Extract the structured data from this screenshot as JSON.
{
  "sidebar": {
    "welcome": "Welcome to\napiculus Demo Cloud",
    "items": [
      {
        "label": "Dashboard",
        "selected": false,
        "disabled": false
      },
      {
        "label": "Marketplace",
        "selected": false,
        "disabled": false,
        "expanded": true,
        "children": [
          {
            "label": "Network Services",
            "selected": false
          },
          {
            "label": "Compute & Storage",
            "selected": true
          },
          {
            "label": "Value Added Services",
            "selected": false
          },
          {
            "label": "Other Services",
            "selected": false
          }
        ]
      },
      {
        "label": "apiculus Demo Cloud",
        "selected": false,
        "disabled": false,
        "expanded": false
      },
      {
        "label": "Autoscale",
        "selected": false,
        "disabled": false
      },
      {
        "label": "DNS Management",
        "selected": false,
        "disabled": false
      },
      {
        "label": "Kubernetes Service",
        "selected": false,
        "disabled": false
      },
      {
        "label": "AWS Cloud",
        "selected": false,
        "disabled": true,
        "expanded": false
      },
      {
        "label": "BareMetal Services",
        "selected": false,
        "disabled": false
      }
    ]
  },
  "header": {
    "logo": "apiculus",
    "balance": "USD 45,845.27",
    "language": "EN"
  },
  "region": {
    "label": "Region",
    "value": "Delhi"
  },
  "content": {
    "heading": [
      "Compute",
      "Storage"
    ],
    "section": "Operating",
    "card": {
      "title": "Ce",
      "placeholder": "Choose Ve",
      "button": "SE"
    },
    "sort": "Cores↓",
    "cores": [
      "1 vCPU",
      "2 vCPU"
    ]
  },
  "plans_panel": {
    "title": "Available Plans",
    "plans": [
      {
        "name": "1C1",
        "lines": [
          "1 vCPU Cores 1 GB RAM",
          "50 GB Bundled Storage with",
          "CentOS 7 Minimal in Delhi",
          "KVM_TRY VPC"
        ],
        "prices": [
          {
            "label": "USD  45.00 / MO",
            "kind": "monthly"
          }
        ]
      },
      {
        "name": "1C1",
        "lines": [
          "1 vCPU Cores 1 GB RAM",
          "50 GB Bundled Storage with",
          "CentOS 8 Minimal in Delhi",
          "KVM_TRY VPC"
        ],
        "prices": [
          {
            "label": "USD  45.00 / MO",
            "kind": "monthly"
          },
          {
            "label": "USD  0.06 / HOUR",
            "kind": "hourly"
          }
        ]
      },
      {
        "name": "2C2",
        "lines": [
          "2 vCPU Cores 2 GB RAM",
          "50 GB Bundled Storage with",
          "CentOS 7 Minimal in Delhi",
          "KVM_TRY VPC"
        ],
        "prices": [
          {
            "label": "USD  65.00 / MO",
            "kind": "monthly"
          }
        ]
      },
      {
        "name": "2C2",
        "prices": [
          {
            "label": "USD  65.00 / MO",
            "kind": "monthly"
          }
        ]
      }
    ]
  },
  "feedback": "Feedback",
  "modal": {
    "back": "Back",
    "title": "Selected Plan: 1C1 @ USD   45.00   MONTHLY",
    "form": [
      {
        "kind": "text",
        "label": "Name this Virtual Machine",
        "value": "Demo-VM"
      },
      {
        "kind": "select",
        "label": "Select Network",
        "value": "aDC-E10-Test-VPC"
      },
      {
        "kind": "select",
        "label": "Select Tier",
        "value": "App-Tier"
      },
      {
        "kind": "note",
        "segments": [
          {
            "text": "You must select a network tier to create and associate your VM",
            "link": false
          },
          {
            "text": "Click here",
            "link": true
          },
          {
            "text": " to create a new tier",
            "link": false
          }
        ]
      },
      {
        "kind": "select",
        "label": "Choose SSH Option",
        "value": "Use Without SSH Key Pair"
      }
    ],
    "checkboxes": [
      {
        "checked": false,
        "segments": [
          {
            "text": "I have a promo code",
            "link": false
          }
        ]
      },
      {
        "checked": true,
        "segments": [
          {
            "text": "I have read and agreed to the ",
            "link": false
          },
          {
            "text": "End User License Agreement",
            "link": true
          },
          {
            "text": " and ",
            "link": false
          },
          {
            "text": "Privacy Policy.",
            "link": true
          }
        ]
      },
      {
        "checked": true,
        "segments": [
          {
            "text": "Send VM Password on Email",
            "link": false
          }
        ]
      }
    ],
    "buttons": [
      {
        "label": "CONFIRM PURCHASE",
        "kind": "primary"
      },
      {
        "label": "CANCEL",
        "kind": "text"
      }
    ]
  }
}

────

**What is expected**
Write out the listing once more, matching it exactly.

**Result for this task**
Extract the structured data from this screenshot as JSON.
{
  "sidebar": {
    "welcome": "Welcome to\napiculus Demo Cloud",
    "items": [
      {
        "label": "Dashboard",
        "selected": false,
        "disabled": false
      },
      {
        "label": "Marketplace",
        "selected": false,
        "disabled": false,
        "expanded": true,
        "children": [
          {
            "label": "Network Services",
            "selected": false
          },
          {
            "label": "Compute & Storage",
            "selected": true
          },
          {
            "label": "Value Added Services",
            "selected": false
          },
          {
            "label": "Other Services",
            "selected": false
          }
        ]
      },
      {
        "label": "apiculus Demo Cloud",
        "selected": false,
        "disabled": false,
        "expanded": false
      },
      {
        "label": "Autoscale",
        "selected": false,
        "disabled": false
      },
      {
        "label": "DNS Management",
        "selected": false,
        "disabled": false
      },
      {
        "label": "Kubernetes Service",
        "selected": false,
        "disabled": false
      },
      {
        "label": "AWS Cloud",
        "selected": false,
        "disabled": true,
        "expanded": false
      },
      {
        "label": "BareMetal Services",
        "selected": false,
        "disabled": false
      }
    ]
  },
  "header": {
    "logo": "apiculus",
    "balance": "USD 45,845.27",
    "language": "EN"
  },
  "region": {
    "label": "Region",
    "value": "Delhi"
  },
  "content": {
    "heading": [
      "Compute",
      "Storage"
    ],
    "section": "Operating",
    "card": {
      "title": "Ce",
      "placeholder": "Choose Ve",
      "button": "SE"
    },
    "sort": "Cores↓",
    "cores": [
      "1 vCPU",
      "2 vCPU"
    ]
  },
  "plans_panel": {
    "title": "Available Plans",
    "plans": [
      {
        "name": "1C1",
        "lines": [
          "1 vCPU Cores 1 GB RAM",
          "50 GB Bundled Storage with",
          "CentOS 7 Minimal in Delhi",
          "KVM_TRY VPC"
        ],
        "prices": [
          {
            "label": "USD  45.00 / MO",
            "kind": "monthly"
          }
        ]
      },
      {
        "name": "1C1",
        "lines": [
          "1 vCPU Cores 1 GB RAM",
          "50 GB Bundled Storage with",
          "CentOS 8 Minimal in Delhi",
          "KVM_TRY VPC"
        ],
        "prices": [
          {
            "label": "USD  45.00 / MO",
            "kind": "monthly"
          },
          {
            "label": "USD  0.06 / HOUR",
            "kind": "hourly"
          }
        ]
      },
      {
        "name": "2C2",
        "lines": [
          "2 vCPU Cores 2 GB RAM",
          "50 GB Bundled Storage with",
          "CentOS 7 Minimal in Delhi",
          "KVM_TRY VPC"
        ],
        "prices": [
          {
            "label": "USD  65.00 / MO",
            "kind": "monthly"
          }
        ]
      },
      {
        "name": "2C2",
        "prices": [
          {
            "label": "USD  65.00 / MO",
            "kind": "monthly"
          }
        ]
      }
    ]
  },
  "feedback": "Feedback",
  "modal": {
    "back": "Back",
    "title": "Selected Plan: 1C1 @ USD   45.00   MONTHLY",
    "form": [
      {
        "kind": "text",
        "label": "Name this Virtual Machine",
        "value": "Demo-VM"
      },
      {
        "kind": "select",
        "label": "Select Network",
        "value": "aDC-E10-Test-VPC"
      },
      {
        "kind": "select",
        "label": "Select Tier",
        "value": "App-Tier"
      },
      {
        "kind": "note",
        "segments": [
          {
            "text": "You must select a network tier to create and associate your VM",
            "link": false
          },
          {
            "text": "Click here",
            "link": true
          },
          {
            "text": " to create a new tier",
            "link": false
          }
        ]
      },
      {
        "kind": "select",
        "label": "Choose SSH Option",
        "value": "Use Without SSH Key Pair"
      }
    ],
    "checkboxes": [
      {
        "checked": false,
        "segments": [
          {
            "text": "I have a promo code",
            "link": false
          }
        ]
      },
      {
        "checked": true,
        "segments": [
          {
            "text": "I have read and agreed to the ",
            "link": false
          },
          {
            "text": "End User License Agreement",
            "link": true
          },
          {
            "text": " and ",
            "link": false
          },
          {
            "text": "Privacy Policy.",
            "link": true
          }
        ]
      },
      {
        "checked": true,
        "segments": [
          {
            "text": "Send VM Password on Email",
            "link": false
          }
        ]
      }
    ],
    "buttons": [
      {
        "label": "CONFIRM PURCHASE",
        "kind": "primary"
      },
      {
        "label": "CANCEL",
        "kind": "text"
      }
    ]
  }
}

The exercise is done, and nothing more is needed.